[Excerpts from an interface dataset]
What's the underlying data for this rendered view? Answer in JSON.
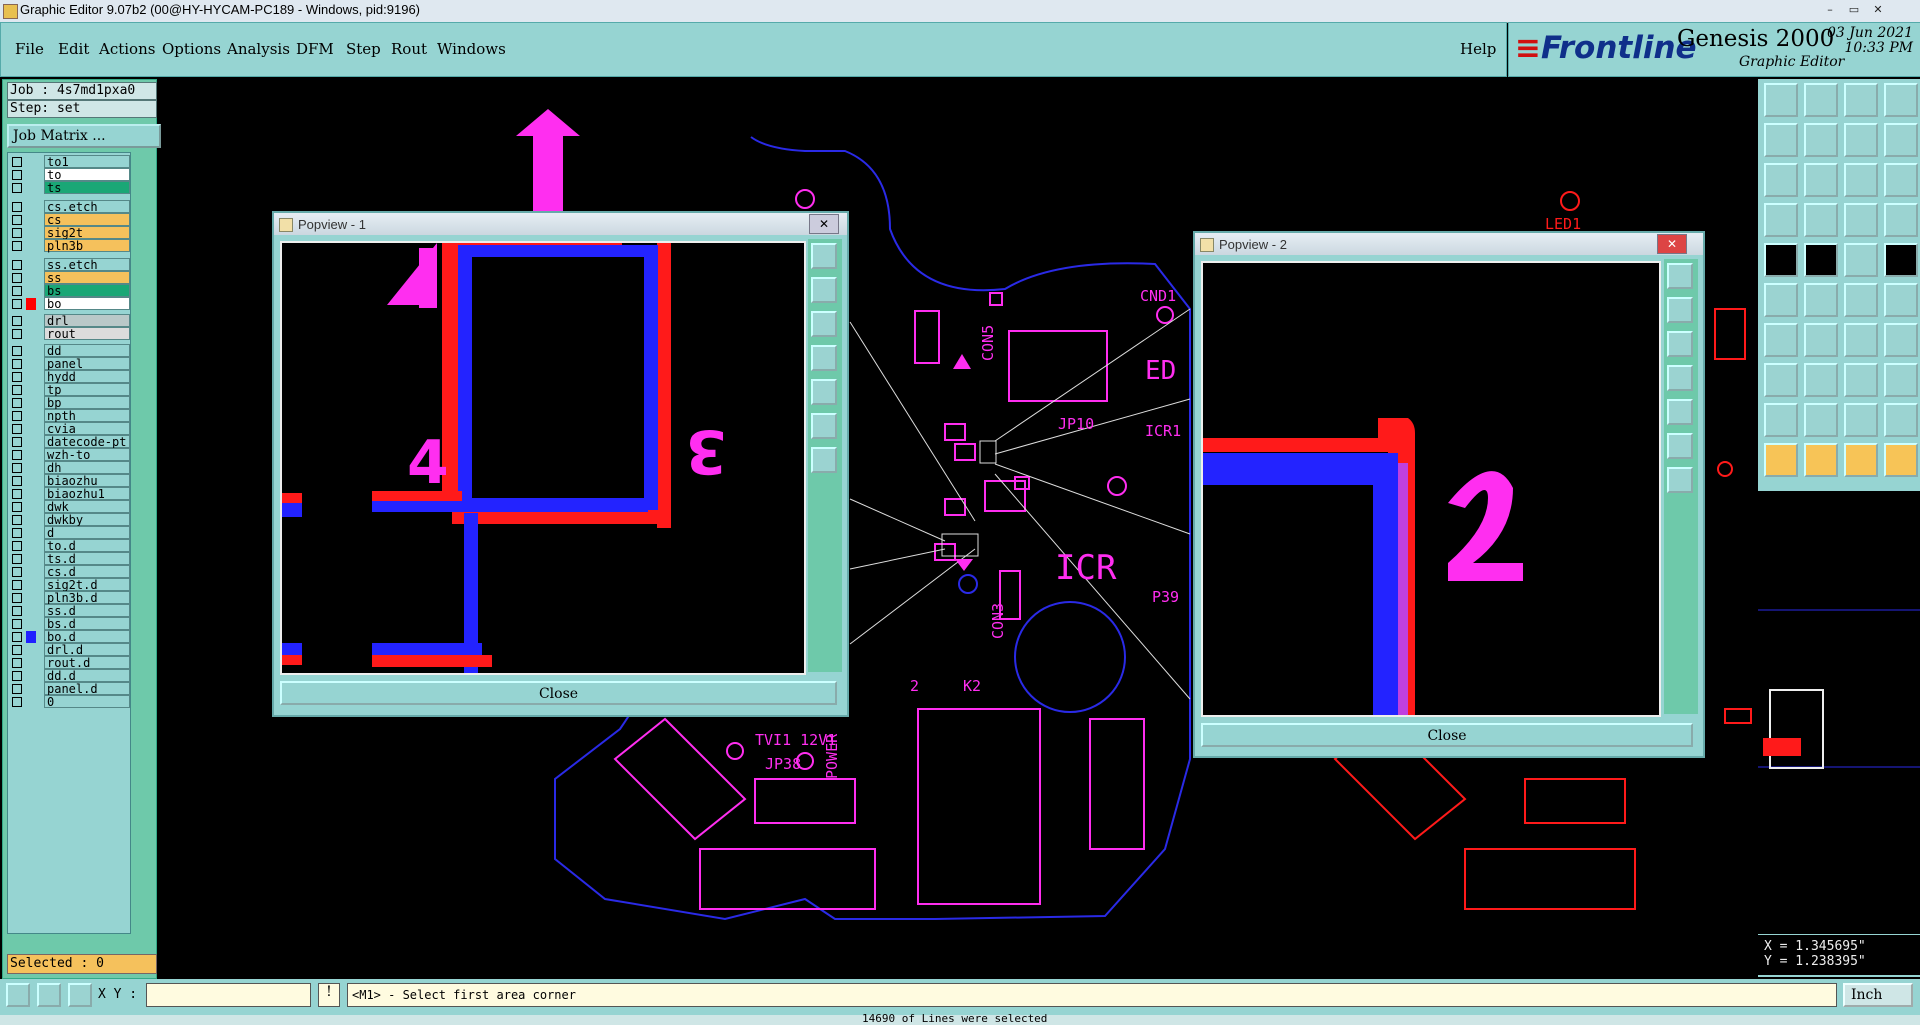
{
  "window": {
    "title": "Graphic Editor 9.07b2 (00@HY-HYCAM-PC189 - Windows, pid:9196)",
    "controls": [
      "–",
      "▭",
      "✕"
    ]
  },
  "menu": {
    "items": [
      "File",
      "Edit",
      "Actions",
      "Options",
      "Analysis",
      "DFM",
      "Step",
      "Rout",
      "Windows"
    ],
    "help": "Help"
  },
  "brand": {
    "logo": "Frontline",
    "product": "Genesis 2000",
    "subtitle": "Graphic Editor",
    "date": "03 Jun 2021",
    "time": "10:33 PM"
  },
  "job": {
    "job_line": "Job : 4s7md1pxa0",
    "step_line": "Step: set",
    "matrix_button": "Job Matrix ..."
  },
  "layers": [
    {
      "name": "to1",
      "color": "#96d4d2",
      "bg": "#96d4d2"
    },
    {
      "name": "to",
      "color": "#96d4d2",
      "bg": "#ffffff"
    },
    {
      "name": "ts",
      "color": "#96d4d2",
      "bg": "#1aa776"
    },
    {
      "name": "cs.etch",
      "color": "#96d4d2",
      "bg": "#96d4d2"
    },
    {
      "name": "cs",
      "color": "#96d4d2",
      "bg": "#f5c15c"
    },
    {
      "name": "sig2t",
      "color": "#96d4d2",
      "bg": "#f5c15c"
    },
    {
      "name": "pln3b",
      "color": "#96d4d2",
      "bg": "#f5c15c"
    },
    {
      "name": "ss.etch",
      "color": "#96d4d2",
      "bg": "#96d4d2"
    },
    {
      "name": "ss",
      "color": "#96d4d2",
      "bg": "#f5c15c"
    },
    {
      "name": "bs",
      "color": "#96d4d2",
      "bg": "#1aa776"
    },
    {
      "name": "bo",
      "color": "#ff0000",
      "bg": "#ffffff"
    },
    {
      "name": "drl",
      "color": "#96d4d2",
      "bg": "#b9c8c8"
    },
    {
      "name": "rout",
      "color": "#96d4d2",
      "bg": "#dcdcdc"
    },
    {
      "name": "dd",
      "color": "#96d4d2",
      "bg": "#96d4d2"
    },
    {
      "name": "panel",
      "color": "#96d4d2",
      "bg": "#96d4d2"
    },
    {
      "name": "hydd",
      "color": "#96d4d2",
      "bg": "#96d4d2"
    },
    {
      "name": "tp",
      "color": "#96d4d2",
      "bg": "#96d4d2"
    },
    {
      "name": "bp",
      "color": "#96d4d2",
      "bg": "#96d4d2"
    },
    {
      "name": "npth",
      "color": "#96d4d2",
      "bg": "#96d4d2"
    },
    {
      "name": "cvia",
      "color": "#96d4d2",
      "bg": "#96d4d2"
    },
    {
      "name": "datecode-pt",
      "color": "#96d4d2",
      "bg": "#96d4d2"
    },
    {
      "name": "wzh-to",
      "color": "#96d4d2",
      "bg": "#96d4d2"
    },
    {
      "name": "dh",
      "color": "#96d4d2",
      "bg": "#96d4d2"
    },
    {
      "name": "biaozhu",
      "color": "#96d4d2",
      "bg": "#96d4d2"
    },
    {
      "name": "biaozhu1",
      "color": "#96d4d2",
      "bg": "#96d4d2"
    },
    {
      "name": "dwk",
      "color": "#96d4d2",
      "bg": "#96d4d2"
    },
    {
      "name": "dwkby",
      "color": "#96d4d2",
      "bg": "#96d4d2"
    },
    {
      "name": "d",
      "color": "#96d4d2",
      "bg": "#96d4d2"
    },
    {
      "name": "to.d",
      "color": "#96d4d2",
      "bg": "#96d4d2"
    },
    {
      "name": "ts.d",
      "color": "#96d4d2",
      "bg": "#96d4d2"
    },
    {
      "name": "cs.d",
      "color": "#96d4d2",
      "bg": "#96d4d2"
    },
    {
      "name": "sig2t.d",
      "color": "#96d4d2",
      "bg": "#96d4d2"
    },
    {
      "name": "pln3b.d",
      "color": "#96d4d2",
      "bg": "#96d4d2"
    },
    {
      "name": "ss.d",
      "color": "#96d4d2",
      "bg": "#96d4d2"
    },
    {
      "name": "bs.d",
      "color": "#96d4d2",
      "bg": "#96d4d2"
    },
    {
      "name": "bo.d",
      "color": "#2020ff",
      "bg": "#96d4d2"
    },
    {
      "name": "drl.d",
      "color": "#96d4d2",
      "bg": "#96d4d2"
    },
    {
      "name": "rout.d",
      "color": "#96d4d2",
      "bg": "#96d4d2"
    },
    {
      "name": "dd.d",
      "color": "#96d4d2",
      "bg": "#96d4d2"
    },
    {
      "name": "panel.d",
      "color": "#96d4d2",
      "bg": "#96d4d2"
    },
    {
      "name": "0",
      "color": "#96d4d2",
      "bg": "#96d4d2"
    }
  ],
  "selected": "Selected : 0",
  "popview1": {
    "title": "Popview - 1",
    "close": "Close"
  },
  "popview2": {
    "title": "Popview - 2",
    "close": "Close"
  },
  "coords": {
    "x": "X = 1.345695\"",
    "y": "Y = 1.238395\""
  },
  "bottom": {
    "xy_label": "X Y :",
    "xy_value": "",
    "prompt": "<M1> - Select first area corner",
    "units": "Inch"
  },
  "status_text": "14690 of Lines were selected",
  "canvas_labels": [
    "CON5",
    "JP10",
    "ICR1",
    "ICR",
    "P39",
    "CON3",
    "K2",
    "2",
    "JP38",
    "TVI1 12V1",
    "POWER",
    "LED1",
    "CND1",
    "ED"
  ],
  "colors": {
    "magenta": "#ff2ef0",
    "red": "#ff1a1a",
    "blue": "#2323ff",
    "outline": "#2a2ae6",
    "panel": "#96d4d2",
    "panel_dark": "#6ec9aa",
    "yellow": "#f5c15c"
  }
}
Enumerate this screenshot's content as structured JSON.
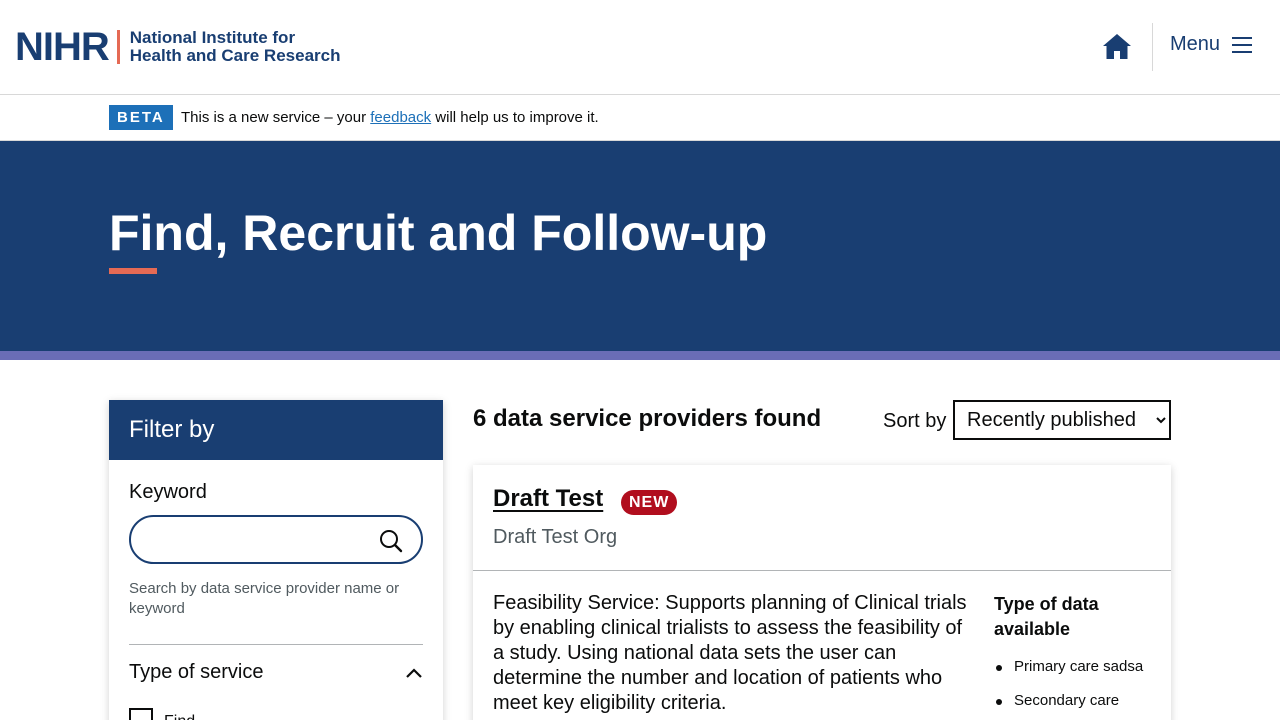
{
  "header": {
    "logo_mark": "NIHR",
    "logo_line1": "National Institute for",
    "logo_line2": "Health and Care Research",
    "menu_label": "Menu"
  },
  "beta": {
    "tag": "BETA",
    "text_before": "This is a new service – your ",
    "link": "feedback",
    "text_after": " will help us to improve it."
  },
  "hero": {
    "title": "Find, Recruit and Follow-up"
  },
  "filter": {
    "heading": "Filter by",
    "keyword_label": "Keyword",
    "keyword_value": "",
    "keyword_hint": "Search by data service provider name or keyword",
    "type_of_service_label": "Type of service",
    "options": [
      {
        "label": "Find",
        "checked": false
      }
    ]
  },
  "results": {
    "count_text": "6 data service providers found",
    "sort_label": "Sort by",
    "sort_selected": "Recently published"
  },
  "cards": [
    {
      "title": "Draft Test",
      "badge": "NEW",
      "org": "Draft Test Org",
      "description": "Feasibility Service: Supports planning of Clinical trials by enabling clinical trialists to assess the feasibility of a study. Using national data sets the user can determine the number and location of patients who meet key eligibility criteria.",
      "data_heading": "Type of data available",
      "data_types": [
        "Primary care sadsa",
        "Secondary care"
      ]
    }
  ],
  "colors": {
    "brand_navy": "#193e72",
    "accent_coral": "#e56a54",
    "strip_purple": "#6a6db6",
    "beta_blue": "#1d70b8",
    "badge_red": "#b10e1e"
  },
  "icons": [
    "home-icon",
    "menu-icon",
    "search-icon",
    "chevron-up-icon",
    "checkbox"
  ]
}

> [WORK ITEM] Leaving out the pictures, print every record exactly as written.

> [ANSWER TO THE EXERCISE]
What's the underlying data for this rendered view? Answer in JSON.
{
  "window": {
    "title": "Graphic Editor 9.07b2 (00@HY-HYCAM-PC189 - Windows, pid:9196)",
    "controls": [
      "–",
      "▭",
      "✕"
    ]
  },
  "menu": {
    "items": [
      "File",
      "Edit",
      "Actions",
      "Options",
      "Analysis",
      "DFM",
      "Step",
      "Rout",
      "Windows"
    ],
    "help": "Help"
  },
  "brand": {
    "logo": "Frontline",
    "product": "Genesis 2000",
    "subtitle": "Graphic Editor",
    "date": "03 Jun 2021",
    "time": "10:33 PM"
  },
  "job": {
    "job_line": "Job : 4s7md1pxa0",
    "step_line": "Step: set",
    "matrix_button": "Job Matrix ..."
  },
  "layers": [
    {
      "name": "to1",
      "color": "#96d4d2",
      "bg": "#96d4d2"
    },
    {
      "name": "to",
      "color": "#96d4d2",
      "bg": "#ffffff"
    },
    {
      "name": "ts",
      "color": "#96d4d2",
      "bg": "#1aa776"
    },
    {
      "name": "cs.etch",
      "color": "#96d4d2",
      "bg": "#96d4d2"
    },
    {
      "name": "cs",
      "color": "#96d4d2",
      "bg": "#f5c15c"
    },
    {
      "name": "sig2t",
      "color": "#96d4d2",
      "bg": "#f5c15c"
    },
    {
      "name": "pln3b",
      "color": "#96d4d2",
      "bg": "#f5c15c"
    },
    {
      "name": "ss.etch",
      "color": "#96d4d2",
      "bg": "#96d4d2"
    },
    {
      "name": "ss",
      "color": "#96d4d2",
      "bg": "#f5c15c"
    },
    {
      "name": "bs",
      "color": "#96d4d2",
      "bg": "#1aa776"
    },
    {
      "name": "bo",
      "color": "#ff0000",
      "bg": "#ffffff"
    },
    {
      "name": "drl",
      "color": "#96d4d2",
      "bg": "#b9c8c8"
    },
    {
      "name": "rout",
      "color": "#96d4d2",
      "bg": "#dcdcdc"
    },
    {
      "name": "dd",
      "color": "#96d4d2",
      "bg": "#96d4d2"
    },
    {
      "name": "panel",
      "color": "#96d4d2",
      "bg": "#96d4d2"
    },
    {
      "name": "hydd",
      "color": "#96d4d2",
      "bg": "#96d4d2"
    },
    {
      "name": "tp",
      "color": "#96d4d2",
      "bg": "#96d4d2"
    },
    {
      "name": "bp",
      "color": "#96d4d2",
      "bg": "#96d4d2"
    },
    {
      "name": "npth",
      "color": "#96d4d2",
      "bg": "#96d4d2"
    },
    {
      "name": "cvia",
      "color": "#96d4d2",
      "bg": "#96d4d2"
    },
    {
      "name": "datecode-pt",
      "color": "#96d4d2",
      "bg": "#96d4d2"
    },
    {
      "name": "wzh-to",
      "color": "#96d4d2",
      "bg": "#96d4d2"
    },
    {
      "name": "dh",
      "color": "#96d4d2",
      "bg": "#96d4d2"
    },
    {
      "name": "biaozhu",
      "color": "#96d4d2",
      "bg": "#96d4d2"
    },
    {
      "name": "biaozhu1",
      "color": "#96d4d2",
      "bg": "#96d4d2"
    },
    {
      "name": "dwk",
      "color": "#96d4d2",
      "bg": "#96d4d2"
    },
    {
      "name": "dwkby",
      "color": "#96d4d2",
      "bg": "#96d4d2"
    },
    {
      "name": "d",
      "color": "#96d4d2",
      "bg": "#96d4d2"
    },
    {
      "name": "to.d",
      "color": "#96d4d2",
      "bg": "#96d4d2"
    },
    {
      "name": "ts.d",
      "color": "#96d4d2",
      "bg": "#96d4d2"
    },
    {
      "name": "cs.d",
      "color": "#96d4d2",
      "bg": "#96d4d2"
    },
    {
      "name": "sig2t.d",
      "color": "#96d4d2",
      "bg": "#96d4d2"
    },
    {
      "name": "pln3b.d",
      "color": "#96d4d2",
      "bg": "#96d4d2"
    },
    {
      "name": "ss.d",
      "color": "#96d4d2",
      "bg": "#96d4d2"
    },
    {
      "name": "bs.d",
      "color": "#96d4d2",
      "bg": "#96d4d2"
    },
    {
      "name": "bo.d",
      "color": "#2020ff",
      "bg": "#96d4d2"
    },
    {
      "name": "drl.d",
      "color": "#96d4d2",
      "bg": "#96d4d2"
    },
    {
      "name": "rout.d",
      "color": "#96d4d2",
      "bg": "#96d4d2"
    },
    {
      "name": "dd.d",
      "color": "#96d4d2",
      "bg": "#96d4d2"
    },
    {
      "name": "panel.d",
      "color": "#96d4d2",
      "bg": "#96d4d2"
    },
    {
      "name": "0",
      "color": "#96d4d2",
      "bg": "#96d4d2"
    }
  ],
  "selected": "Selected : 0",
  "popview1": {
    "title": "Popview - 1",
    "close": "Close"
  },
  "popview2": {
    "title": "Popview - 2",
    "close": "Close"
  },
  "coords": {
    "x": "X = 1.345695\"",
    "y": "Y = 1.238395\""
  },
  "bottom": {
    "xy_label": "X Y :",
    "xy_value": "",
    "prompt": "<M1> - Select first area corner",
    "units": "Inch"
  },
  "status_text": "14690 of Lines were selected",
  "canvas_labels": [
    "CON5",
    "JP10",
    "ICR1",
    "ICR",
    "P39",
    "CON3",
    "K2",
    "2",
    "JP38",
    "TVI1 12V1",
    "POWER",
    "LED1",
    "CND1",
    "ED"
  ],
  "colors": {
    "magenta": "#ff2ef0",
    "red": "#ff1a1a",
    "blue": "#2323ff",
    "outline": "#2a2ae6",
    "panel": "#96d4d2",
    "panel_dark": "#6ec9aa",
    "yellow": "#f5c15c"
  }
}
Enumerate this screenshot's content as structured JSON.
{
  "header": {
    "logo_mark": "NIHR",
    "logo_line1": "National Institute for",
    "logo_line2": "Health and Care Research",
    "menu_label": "Menu"
  },
  "beta": {
    "tag": "BETA",
    "text_before": "This is a new service – your ",
    "link": "feedback",
    "text_after": " will help us to improve it."
  },
  "hero": {
    "title": "Find, Recruit and Follow-up"
  },
  "filter": {
    "heading": "Filter by",
    "keyword_label": "Keyword",
    "keyword_value": "",
    "keyword_hint": "Search by data service provider name or keyword",
    "type_of_service_label": "Type of service",
    "options": [
      {
        "label": "Find",
        "checked": false
      }
    ]
  },
  "results": {
    "count_text": "6 data service providers found",
    "sort_label": "Sort by",
    "sort_selected": "Recently published"
  },
  "cards": [
    {
      "title": "Draft Test",
      "badge": "NEW",
      "org": "Draft Test Org",
      "description": "Feasibility Service: Supports planning of Clinical trials by enabling clinical trialists to assess the feasibility of a study. Using national data sets the user can determine the number and location of patients who meet key eligibility criteria.",
      "data_heading": "Type of data available",
      "data_types": [
        "Primary care sadsa",
        "Secondary care"
      ]
    }
  ],
  "colors": {
    "brand_navy": "#193e72",
    "accent_coral": "#e56a54",
    "strip_purple": "#6a6db6",
    "beta_blue": "#1d70b8",
    "badge_red": "#b10e1e"
  },
  "icons": [
    "home-icon",
    "menu-icon",
    "search-icon",
    "chevron-up-icon",
    "checkbox"
  ]
}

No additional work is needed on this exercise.